[START OF DATA FOR THE TASK]
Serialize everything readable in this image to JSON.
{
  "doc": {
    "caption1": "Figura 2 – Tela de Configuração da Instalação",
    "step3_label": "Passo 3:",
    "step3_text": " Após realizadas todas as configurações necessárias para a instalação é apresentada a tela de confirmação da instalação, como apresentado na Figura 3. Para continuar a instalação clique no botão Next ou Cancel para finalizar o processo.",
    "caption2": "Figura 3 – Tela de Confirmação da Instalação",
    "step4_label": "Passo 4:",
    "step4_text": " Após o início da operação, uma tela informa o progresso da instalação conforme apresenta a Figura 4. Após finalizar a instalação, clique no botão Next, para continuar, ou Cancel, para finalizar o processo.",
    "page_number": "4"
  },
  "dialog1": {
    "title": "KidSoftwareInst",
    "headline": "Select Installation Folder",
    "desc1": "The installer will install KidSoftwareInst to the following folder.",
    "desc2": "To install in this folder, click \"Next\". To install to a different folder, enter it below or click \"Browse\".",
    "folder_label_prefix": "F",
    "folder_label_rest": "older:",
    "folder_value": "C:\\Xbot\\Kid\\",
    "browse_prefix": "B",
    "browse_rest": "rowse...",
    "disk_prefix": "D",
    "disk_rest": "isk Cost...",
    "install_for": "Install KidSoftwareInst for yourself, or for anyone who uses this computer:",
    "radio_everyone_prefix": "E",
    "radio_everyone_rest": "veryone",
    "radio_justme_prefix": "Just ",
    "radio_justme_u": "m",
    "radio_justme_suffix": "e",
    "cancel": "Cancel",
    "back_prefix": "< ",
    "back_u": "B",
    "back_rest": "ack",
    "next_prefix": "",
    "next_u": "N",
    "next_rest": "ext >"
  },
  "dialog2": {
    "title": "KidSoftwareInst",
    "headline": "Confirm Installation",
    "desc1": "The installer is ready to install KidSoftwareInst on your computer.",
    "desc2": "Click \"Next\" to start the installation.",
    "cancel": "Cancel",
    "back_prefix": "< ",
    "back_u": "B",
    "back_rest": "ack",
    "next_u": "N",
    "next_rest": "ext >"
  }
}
[END OF DATA FOR THE TASK]
▶ [AIM OF THE EXERCISE]: Repeat the material from above exactly, word for word.

▶ [PROBLEM SOLUTION]:
Serialize everything readable in this image to JSON.
{
  "doc": {
    "caption1": "Figura 2 – Tela de Configuração da Instalação",
    "step3_label": "Passo 3:",
    "step3_text": " Após realizadas todas as configurações necessárias para a instalação é apresentada a tela de confirmação da instalação, como apresentado na Figura 3. Para continuar a instalação clique no botão Next ou Cancel para finalizar o processo.",
    "caption2": "Figura 3 – Tela de Confirmação da Instalação",
    "step4_label": "Passo 4:",
    "step4_text": " Após o início da operação, uma tela informa o progresso da instalação conforme apresenta a Figura 4. Após finalizar a instalação, clique no botão Next, para continuar, ou Cancel, para finalizar o processo.",
    "page_number": "4"
  },
  "dialog1": {
    "title": "KidSoftwareInst",
    "headline": "Select Installation Folder",
    "desc1": "The installer will install KidSoftwareInst to the following folder.",
    "desc2": "To install in this folder, click \"Next\". To install to a different folder, enter it below or click \"Browse\".",
    "folder_label_prefix": "F",
    "folder_label_rest": "older:",
    "folder_value": "C:\\Xbot\\Kid\\",
    "browse_prefix": "B",
    "browse_rest": "rowse...",
    "disk_prefix": "D",
    "disk_rest": "isk Cost...",
    "install_for": "Install KidSoftwareInst for yourself, or for anyone who uses this computer:",
    "radio_everyone_prefix": "E",
    "radio_everyone_rest": "veryone",
    "radio_justme_prefix": "Just ",
    "radio_justme_u": "m",
    "radio_justme_suffix": "e",
    "cancel": "Cancel",
    "back_prefix": "< ",
    "back_u": "B",
    "back_rest": "ack",
    "next_prefix": "",
    "next_u": "N",
    "next_rest": "ext >"
  },
  "dialog2": {
    "title": "KidSoftwareInst",
    "headline": "Confirm Installation",
    "desc1": "The installer is ready to install KidSoftwareInst on your computer.",
    "desc2": "Click \"Next\" to start the installation.",
    "cancel": "Cancel",
    "back_prefix": "< ",
    "back_u": "B",
    "back_rest": "ack",
    "next_u": "N",
    "next_rest": "ext >"
  }
}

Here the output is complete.